> **Stored data**

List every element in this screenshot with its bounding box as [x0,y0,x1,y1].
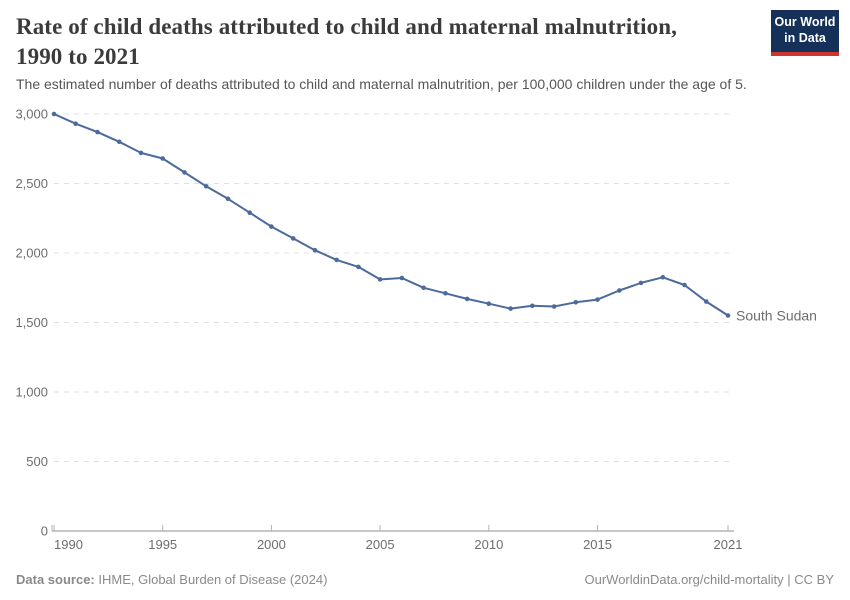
y-tick-label: 2,000 [15,246,48,261]
data-point [138,150,144,156]
y-tick-label: 3,000 [15,107,48,122]
data-point [182,170,187,175]
y-tick-label: 2,500 [15,176,48,191]
data-point [443,291,448,296]
data-point [595,297,600,302]
data-point [399,275,405,281]
x-tick-label: 1995 [148,537,177,552]
data-point [486,301,492,307]
page-title: Rate of child deaths attributed to child… [16,12,756,72]
y-tick-label: 0 [41,524,48,539]
x-tick-label: 2010 [474,537,503,552]
data-point [312,247,318,253]
data-point [638,280,644,286]
data-point [704,299,709,304]
x-tick-label: 1990 [54,537,83,552]
data-source: Data source: IHME, Global Burden of Dise… [16,572,327,587]
data-point [421,285,426,291]
y-tick-label: 1,500 [15,315,48,330]
chart-footer: Data source: IHME, Global Burden of Dise… [16,572,834,587]
data-point [95,129,100,135]
data-source-value: IHME, Global Burden of Disease (2024) [94,572,328,587]
page-title-line2: 1990 to 2021 [16,44,140,69]
x-tick-label: 2021 [714,537,743,552]
license-link[interactable]: OurWorldinData.org/child-mortality | CC … [584,572,835,587]
data-point [508,306,513,311]
data-point [551,304,557,309]
data-point [116,139,122,145]
data-point [682,282,687,288]
data-point [269,224,274,229]
data-point [247,210,252,215]
data-point [660,275,666,280]
owid-logo-line1: Our World [774,15,836,29]
data-point [203,184,209,189]
data-point [725,313,731,318]
data-source-label: Data source: [16,572,95,587]
y-tick-label: 1,000 [15,385,48,400]
owid-logo-line2: in Data [784,31,826,45]
data-point [377,277,383,282]
owid-logo[interactable]: Our World in Data [771,10,839,56]
data-point [573,300,579,305]
data-point [530,303,535,309]
data-point [356,264,361,270]
trend-line [53,113,729,317]
x-tick-label: 2005 [366,537,395,552]
data-point [160,156,165,161]
x-tick-label: 2000 [257,537,286,552]
series-end-label: South Sudan [736,308,817,324]
chart-subtitle: The estimated number of deaths attribute… [16,76,747,92]
data-point [617,288,622,293]
data-point [51,111,57,117]
data-point [290,236,296,241]
data-point [334,257,339,263]
y-tick-label: 500 [26,454,48,469]
page-title-line1: Rate of child deaths attributed to child… [16,14,677,39]
x-tick-label: 2015 [583,537,612,552]
data-point [464,296,470,302]
data-point [225,196,231,202]
data-point [73,121,78,126]
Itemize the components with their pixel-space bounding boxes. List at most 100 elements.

> **What to do**
Copy out the lines starting at the one containing "y-tick-label: 2,000 [15,246,48,261]" and ending at the one containing "data-source-value: IHME, Global", with both of those included, character for character.

> **Solution to this exercise**
y-tick-label: 2,000 [15,246,48,261]
data-point [138,150,144,156]
y-tick-label: 3,000 [15,107,48,122]
data-point [182,170,187,175]
y-tick-label: 2,500 [15,176,48,191]
data-point [443,291,448,296]
data-point [595,297,600,302]
data-point [399,275,405,281]
x-tick-label: 1995 [148,537,177,552]
data-point [486,301,492,307]
page-title: Rate of child deaths attributed to child… [16,12,756,72]
y-tick-label: 0 [41,524,48,539]
x-tick-label: 2010 [474,537,503,552]
data-point [312,247,318,253]
data-point [638,280,644,286]
data-point [704,299,709,304]
x-tick-label: 1990 [54,537,83,552]
data-source: Data source: IHME, Global Burden of Dise… [16,572,327,587]
data-point [421,285,426,291]
y-tick-label: 1,500 [15,315,48,330]
chart-footer: Data source: IHME, Global Burden of Dise… [16,572,834,587]
data-point [95,129,100,135]
data-source-value: IHME, Global Burden of Disease (2024) [94,572,328,587]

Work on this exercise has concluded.